*ACTIVITIES*
• 1. On what date was Levee Town first released on Sugar Hill Records, according to the album article below?
• 2. List every song title that the Overview section of the Levee Town article below names.
• 3. Continue the article about the album Levee Town, picking up after its final sentence.

*EXERCISE TEXT*
· · · · ·

Studio album by Sonny Landreth
- Released: 2000 Expanded Edition 2009
- Recorded: 1998–2000 Dockside Studio WestWind Media
- Genre: Blues Rock Cajun Zydeco
- Label: Sugar Hill Records 2000 LandFall Records 2009
- Producer: Landreth, Post, Field

Sonny Landreth chronology
| South of I-10 (1995) | Levee Town (2000) | From the Reach (2007) |

= Levee Town =

Levee Town is the seventh studio album by Sonny Landreth. Released on Sugar Hill Records October 17, 2000 and re-released in an Expanded Edition on Landreth's own LandFall Records April 21, 2009.

==Overview==
Levee Town expands on the themes and musical styles exhibited on Landreth's first two major label releases Outward Bound (1992) and South of I-10 (1995). The record shows a maturity in writing and production as well as a continuing evolution in Landreth's unique slide guitar playing. The production utilizes a mixture of arrangement styles that befits the range of musical material - introspective singer songwriter ("Love and Glory"); bare bones 3 piece instrumentals ("Z. Rider"); “double-clutch” Zydeco grooves ("The U.S.S. Zydecoldsmobile"); Memphis style horn arrangements ("Angeline"); swamp pop ("Soul Salvation"); a mash up of New Orleans musical textures ("Deep South"); and the exuberant bayou groove and guitar showcase of the title song ("Levee Town"). Front and center throughout is Landreth's exceptional slide guitar.

==Writing==
Landreth toured extensively for two years after the 1995 release of South of I-10, but during that time he began to write the songs that would form the core of his next album. Levee Town contains story songs reflecting his life and friends around his Louisiana home. Inspiration cited by Landreth for the songs comes from a wide mix of influences; Robbie Robertson's writing for The Band; Joseph Campbell's works on myth; Kahlil Gibran's The Prophet; Richard Ford's novel The Sportswriter; Longfellow's Evangeline; Plato's Protagoras; a 1982 Oldsmobile 98 beast of a car that was a gift to Landreth from his parents; and as always the legends, music, myth, and people of the Louisiana Gulf Coast Bayou region where Landreth grew up and still lives.

· · · · ·

*EXTRACTED MATERIAL*

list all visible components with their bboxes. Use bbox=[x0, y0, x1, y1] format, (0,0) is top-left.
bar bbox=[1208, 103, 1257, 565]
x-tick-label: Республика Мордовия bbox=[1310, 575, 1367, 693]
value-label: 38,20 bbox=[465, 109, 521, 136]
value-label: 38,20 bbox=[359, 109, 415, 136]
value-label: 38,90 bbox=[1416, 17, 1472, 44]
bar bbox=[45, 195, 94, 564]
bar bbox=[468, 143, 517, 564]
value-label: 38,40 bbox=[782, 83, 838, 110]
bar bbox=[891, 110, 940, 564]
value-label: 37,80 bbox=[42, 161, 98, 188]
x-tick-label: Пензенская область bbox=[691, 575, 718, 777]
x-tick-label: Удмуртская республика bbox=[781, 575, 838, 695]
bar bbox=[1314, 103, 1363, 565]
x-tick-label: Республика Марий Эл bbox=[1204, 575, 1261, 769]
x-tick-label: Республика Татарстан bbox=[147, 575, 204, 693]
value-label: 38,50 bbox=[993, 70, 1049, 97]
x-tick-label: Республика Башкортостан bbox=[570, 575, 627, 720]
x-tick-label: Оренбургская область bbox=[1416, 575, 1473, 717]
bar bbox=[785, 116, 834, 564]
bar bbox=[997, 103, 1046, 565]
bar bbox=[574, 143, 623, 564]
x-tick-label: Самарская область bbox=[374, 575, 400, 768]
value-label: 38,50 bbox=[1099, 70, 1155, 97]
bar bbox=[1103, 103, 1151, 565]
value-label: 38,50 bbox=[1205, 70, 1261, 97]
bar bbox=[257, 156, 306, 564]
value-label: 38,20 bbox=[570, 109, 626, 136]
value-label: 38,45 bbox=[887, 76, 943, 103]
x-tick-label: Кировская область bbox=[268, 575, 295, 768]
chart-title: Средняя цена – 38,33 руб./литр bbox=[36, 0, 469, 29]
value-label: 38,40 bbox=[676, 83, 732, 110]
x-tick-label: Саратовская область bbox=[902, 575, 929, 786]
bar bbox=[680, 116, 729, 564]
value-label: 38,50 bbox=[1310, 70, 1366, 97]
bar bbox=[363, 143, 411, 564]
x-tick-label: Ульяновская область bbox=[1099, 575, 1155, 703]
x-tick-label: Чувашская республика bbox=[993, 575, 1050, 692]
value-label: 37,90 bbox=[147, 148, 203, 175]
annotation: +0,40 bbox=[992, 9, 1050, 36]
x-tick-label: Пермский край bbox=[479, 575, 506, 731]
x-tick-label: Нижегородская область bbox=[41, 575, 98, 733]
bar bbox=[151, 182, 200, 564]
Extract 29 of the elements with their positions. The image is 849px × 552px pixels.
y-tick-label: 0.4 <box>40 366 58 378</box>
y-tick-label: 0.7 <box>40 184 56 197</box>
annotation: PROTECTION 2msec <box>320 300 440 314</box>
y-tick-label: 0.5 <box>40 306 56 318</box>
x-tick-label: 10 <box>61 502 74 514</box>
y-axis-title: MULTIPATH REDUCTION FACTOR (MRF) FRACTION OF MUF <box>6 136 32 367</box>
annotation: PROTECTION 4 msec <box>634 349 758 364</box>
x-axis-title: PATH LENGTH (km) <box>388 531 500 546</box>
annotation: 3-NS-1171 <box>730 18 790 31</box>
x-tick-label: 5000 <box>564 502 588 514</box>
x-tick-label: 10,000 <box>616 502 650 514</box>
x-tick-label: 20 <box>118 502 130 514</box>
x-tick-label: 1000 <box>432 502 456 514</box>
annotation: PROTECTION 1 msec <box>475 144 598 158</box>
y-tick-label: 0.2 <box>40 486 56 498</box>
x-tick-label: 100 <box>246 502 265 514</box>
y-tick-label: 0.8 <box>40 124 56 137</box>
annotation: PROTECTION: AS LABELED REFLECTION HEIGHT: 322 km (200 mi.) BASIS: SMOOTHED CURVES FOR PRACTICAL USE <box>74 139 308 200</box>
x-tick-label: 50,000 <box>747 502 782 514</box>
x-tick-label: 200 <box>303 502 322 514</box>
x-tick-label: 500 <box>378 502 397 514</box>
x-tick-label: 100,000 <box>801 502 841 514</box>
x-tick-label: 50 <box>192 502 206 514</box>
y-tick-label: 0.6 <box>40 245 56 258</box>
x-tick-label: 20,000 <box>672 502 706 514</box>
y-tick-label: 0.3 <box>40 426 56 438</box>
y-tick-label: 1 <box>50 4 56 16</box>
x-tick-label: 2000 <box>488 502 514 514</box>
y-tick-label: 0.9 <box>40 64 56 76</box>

· · · · ·

*ANSWERS BY ITEM NUMBER*
• 1. October 17, 2000

• 2. "Love and Glory," "Z. Rider," "The U.S.S. Zydecoldsmobile," "Angeline," "Soul Salvation," "Deep South," and "Levee Town."

• 3.
All of the songs on the album were written solely by Landreth except "Angeline" which is a collaboration with songwriter Will Jennings. Jennings also co wrote "For Who We Are (The Night Bird Sings)" which was recorded for Levee Town (featuring Jennifer Warnes) but not released until the 2009 Expanded Edition. "The Going On", a song collaboration with songwriter Wendy Waldman, was written and recorded for Levee Town but not included on the record. It was later re-recorded and released on Landreth's 2008 album From the Reach.

Demos for the songs took shape at Landreth's home studio throughout 1996–1997. By 1998 music producer and TV/film composer Mike Post had become a friend of Landreth's and expressed an interest in the project. Post offered his WestWind Media studio in Burbank CA as a place to record basic tracks. WestWind Media was primarily a post-production facility but one wing of the building contained a large well designed tracking room and a control room with a vintage Neve console making the studio a perfect place to capture live tracks.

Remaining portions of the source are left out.